— BEGIN Document passage —

Retrieval
major modules
mwr_l12l2.retrieval.retrieval
This is the main module orchestrating the retrieval including pre- and post-processing
- class mwr_l12l2.retrieval.retrieval.Retrieval(conf, selected_instrument=None, node=0)[source]
Bases:
objectClass for gathering and preparing all necessary information to run the retrieval
- Parameters:
conf – configuration file or dictionary
node – identifier for different parallel TROPoe runs. Defaults to 0.
- choose_model_files()[source]
choose most actual model forecast run containing time range in MWR data and according zg file
- list_obs_files()[source]
get file lists for the selected station
Note
this method shall list all (MWR) files not just the ones matching time settings. Like that old (obsolete) files are removed when
prepare_obs()is run with delete_mwr_in=True
- postprocess_tropoe()[source]
post-process the outputs of TROPoe and write to NetCDF file matching the E-PROFILE format
- prepare_model()[source]
extract reference profile and uncertainties as well as surface data from ECMWF to files readable by TROPoe
- prepare_obs(start_time=None, end_time=None, delete_mwr_in=False)[source]
Function to prepare E-PROFILE MWR and ALC inputs.

— END Document passage —

### Work to be completed
Continue the retrieval module documentation from where it stops.

— BEGIN Given information —

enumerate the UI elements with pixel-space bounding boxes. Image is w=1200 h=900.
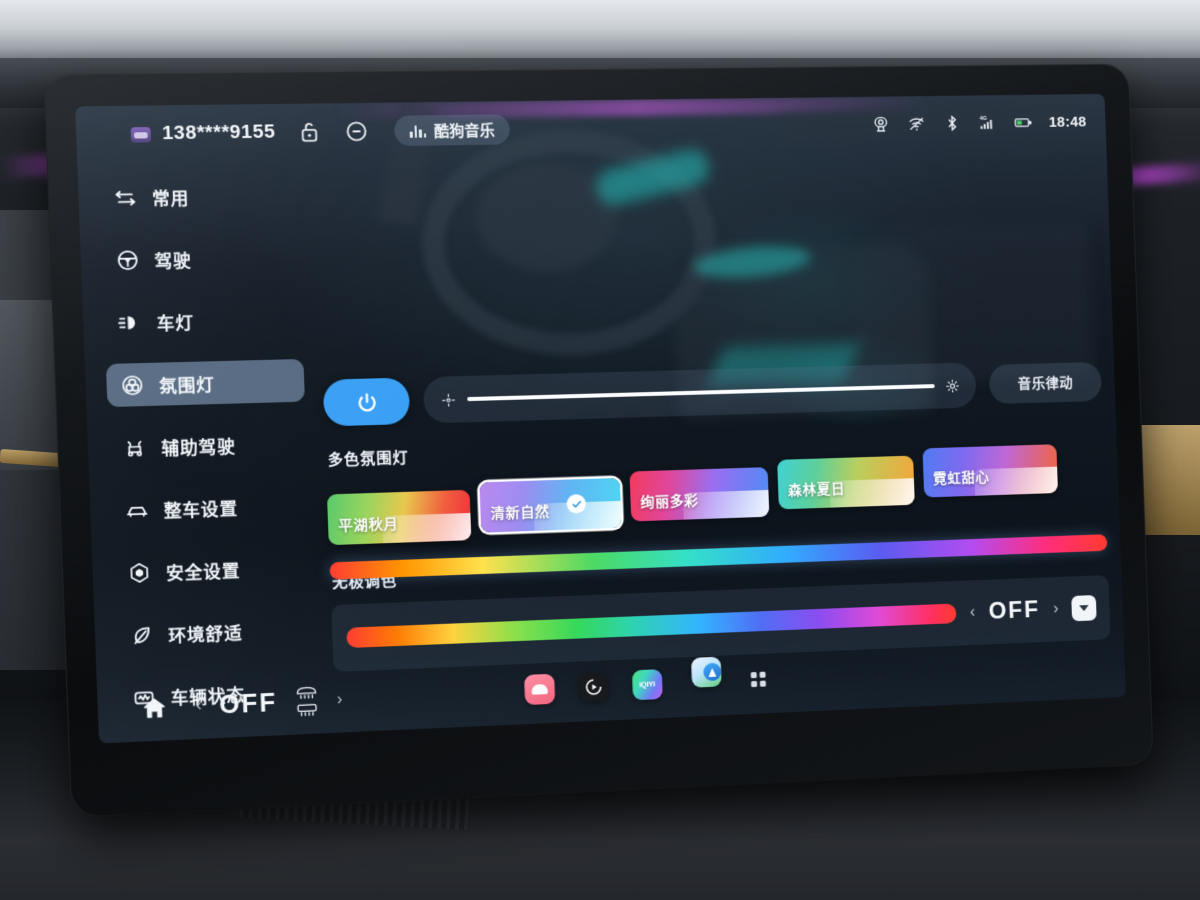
infotainment-display-unit: 138****9155 酷狗音乐 4G 18:48 常用 驾驶 车灯 氛围灯 辅… xyxy=(44,64,1153,817)
account-chip[interactable]: 138****9155 xyxy=(130,121,276,145)
preset-name: 绚丽多彩 xyxy=(640,492,700,511)
video-player-app[interactable] xyxy=(577,670,609,703)
preset-card[interactable]: 平湖秋月 xyxy=(326,489,472,546)
unlock-icon[interactable] xyxy=(296,119,324,146)
chevron-right-icon[interactable]: › xyxy=(1053,600,1059,618)
bluetooth-icon[interactable] xyxy=(942,113,962,133)
home-icon[interactable] xyxy=(139,693,169,723)
preset-card[interactable]: 绚丽多彩 xyxy=(629,467,770,522)
climate-quick-control: ‹ OFF › xyxy=(196,685,343,722)
sidebar-item-label: 常用 xyxy=(151,188,190,209)
ambient-light-panel: 音乐律动 多色氛围灯 平湖秋月 清新自然 绚丽多彩 森林夏日 霓虹甜心 无极调色… xyxy=(322,359,1111,672)
infotainment-screen: 138****9155 酷狗音乐 4G 18:48 常用 驾驶 车灯 氛围灯 辅… xyxy=(75,93,1126,744)
ambient-power-toggle[interactable] xyxy=(322,377,411,427)
sidebar-item-safety-settings[interactable]: 安全设置 xyxy=(113,545,312,595)
preset-name: 清新自然 xyxy=(490,503,551,522)
wifi-off-icon[interactable] xyxy=(907,114,927,134)
music-rhythm-label: 音乐律动 xyxy=(1017,374,1074,392)
preset-name: 平湖秋月 xyxy=(338,515,399,534)
power-and-brightness-row: 音乐律动 xyxy=(322,359,1103,427)
avatar xyxy=(130,126,152,143)
sidebar-item-label: 辅助驾驶 xyxy=(161,436,236,459)
sidebar-item-ambient-light[interactable]: 氛围灯 xyxy=(105,358,305,408)
status-bar: 138****9155 酷狗音乐 4G 18:48 xyxy=(75,94,1106,164)
ambient-preset-list: 平湖秋月 清新自然 绚丽多彩 森林夏日 霓虹甜心 xyxy=(326,444,1106,546)
wheel-mode-stepper: ‹ OFF › xyxy=(970,596,1059,627)
kugou-music-app[interactable] xyxy=(523,673,555,705)
power-icon xyxy=(353,389,379,415)
chevron-left-icon[interactable]: ‹ xyxy=(970,604,976,622)
cellular-4g-icon: 4G xyxy=(978,113,998,133)
settings-sidebar: 常用 驾驶 车灯 氛围灯 辅助驾驶 整车设置 安全设置 环境舒适 车辆状态 xyxy=(92,173,323,740)
color-spectrum-slider[interactable] xyxy=(346,603,957,649)
chevron-left-icon[interactable]: ‹ xyxy=(196,697,202,716)
clock: 18:48 xyxy=(1048,113,1087,131)
svg-text:4G: 4G xyxy=(980,116,988,122)
camera-icon[interactable] xyxy=(871,114,891,134)
sidebar-item-common[interactable]: 常用 xyxy=(99,173,298,219)
status-bar-right: 4G 18:48 xyxy=(871,112,1087,135)
minus-circle-icon[interactable] xyxy=(343,118,371,145)
caret-down-icon xyxy=(1079,605,1089,612)
all-apps-grid[interactable] xyxy=(750,671,767,688)
sidebar-item-driver-assist[interactable]: 辅助驾驶 xyxy=(108,421,307,470)
adas-icon xyxy=(121,434,148,460)
wheel-mode-value: OFF xyxy=(988,596,1041,625)
sidebar-item-label: 氛围灯 xyxy=(158,375,216,396)
preset-name: 霓虹甜心 xyxy=(932,468,990,487)
car-icon xyxy=(123,497,150,523)
climate-value: OFF xyxy=(218,688,278,720)
sliders-icon xyxy=(112,184,139,210)
app-dock: iQIYI xyxy=(523,655,767,714)
sidebar-item-headlights[interactable]: 车灯 xyxy=(104,297,303,345)
collapse-panel-button[interactable] xyxy=(1071,595,1097,622)
high-brightness-icon xyxy=(945,378,960,393)
sidebar-item-label: 驾驶 xyxy=(154,250,192,271)
steering-wheel-icon xyxy=(114,247,141,273)
cube-shield-icon xyxy=(126,559,153,586)
leaf-icon xyxy=(128,622,155,649)
sidebar-item-driving[interactable]: 驾驶 xyxy=(101,235,300,282)
music-rhythm-button[interactable]: 音乐律动 xyxy=(988,361,1103,405)
sidebar-item-label: 车灯 xyxy=(156,313,195,334)
battery-icon xyxy=(1013,112,1033,132)
sidebar-item-climate-comfort[interactable]: 环境舒适 xyxy=(115,607,314,658)
preset-card[interactable]: 清新自然 xyxy=(479,477,622,533)
defrost-buttons xyxy=(294,686,320,718)
low-brightness-icon xyxy=(441,392,457,408)
preset-card[interactable]: 森林夏日 xyxy=(777,455,915,510)
brightness-track[interactable] xyxy=(467,384,935,402)
brightness-slider[interactable] xyxy=(422,362,977,424)
preset-card[interactable]: 霓虹甜心 xyxy=(922,444,1059,498)
equalizer-bars-icon xyxy=(409,124,427,138)
now-playing-chip[interactable]: 酷狗音乐 xyxy=(393,114,511,147)
navigation-app[interactable] xyxy=(690,656,722,688)
sidebar-item-label: 环境舒适 xyxy=(168,623,243,646)
iqiyi-app[interactable]: iQIYI xyxy=(631,668,663,700)
rear-defrost-icon xyxy=(295,703,320,717)
ambient-light-icon xyxy=(119,372,146,398)
brightness-fill xyxy=(467,384,935,402)
chevron-right-icon[interactable]: › xyxy=(337,691,343,709)
preset-name: 森林夏日 xyxy=(787,480,846,499)
front-defrost-icon xyxy=(294,686,319,700)
sidebar-item-label: 安全设置 xyxy=(165,561,241,584)
headlight-icon xyxy=(116,309,143,335)
account-phone-number: 138****9155 xyxy=(161,121,276,145)
sidebar-item-label: 整车设置 xyxy=(163,498,239,521)
sidebar-item-vehicle-settings[interactable]: 整车设置 xyxy=(111,483,310,532)
music-app-label: 酷狗音乐 xyxy=(433,121,496,140)
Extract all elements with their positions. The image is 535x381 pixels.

— END Given information —

### Task answer
- Parameters:
start_time (datetime64) – The start time for selecting the data.
end_time (datetime64) – The end time for selecting the data.
delete_mwr_in (bool) – Flag indicating whether to delete the MWR files after processing.
- Raises:
MissingDataError – If none of the MWR files contain data between the required time limits.
MissingDataError – If there is not enough data to run the retrieval.
Finally, it sets the necessary attributes for further processing.
- prepare_paths(datestamp='', netcdf_ext='.nc')[source]
prepare input and output paths and filenames from config
- prepare_tropoe_dir()[source]
set up an empty tropoe tmp file directory for the current node (remove old one if existing)
- run(start_time=None, end_time=None)[source]
run the entire retrieval chain
- Parameters:
start_time (optional) – earliest time from which to consider data. If not specified, all data younger than ‘max_age’ specified in retrieval config will be used or, if ‘max_age’ is None, age of data is unlimited.
end_time (optional) – latest time from which to consider data. If not specified, all data received by now is processed.
- select_instrument()[source]
Selects the instrument which has the oldest MWR file in the input directory (based on its filename).
Note that this method is not called in case of the operationnal processing or in case we already have the WIGOS number setup.
This method finds the oldest file in the folder and extracts the station ID from the filename or file content. It then retrieves the instrument configuration based on the station ID and instrument ID. Finally, it sets the necessary attributes for further processing.
- Raises:
MissingDataError – If no MWR data is found in the specified directory.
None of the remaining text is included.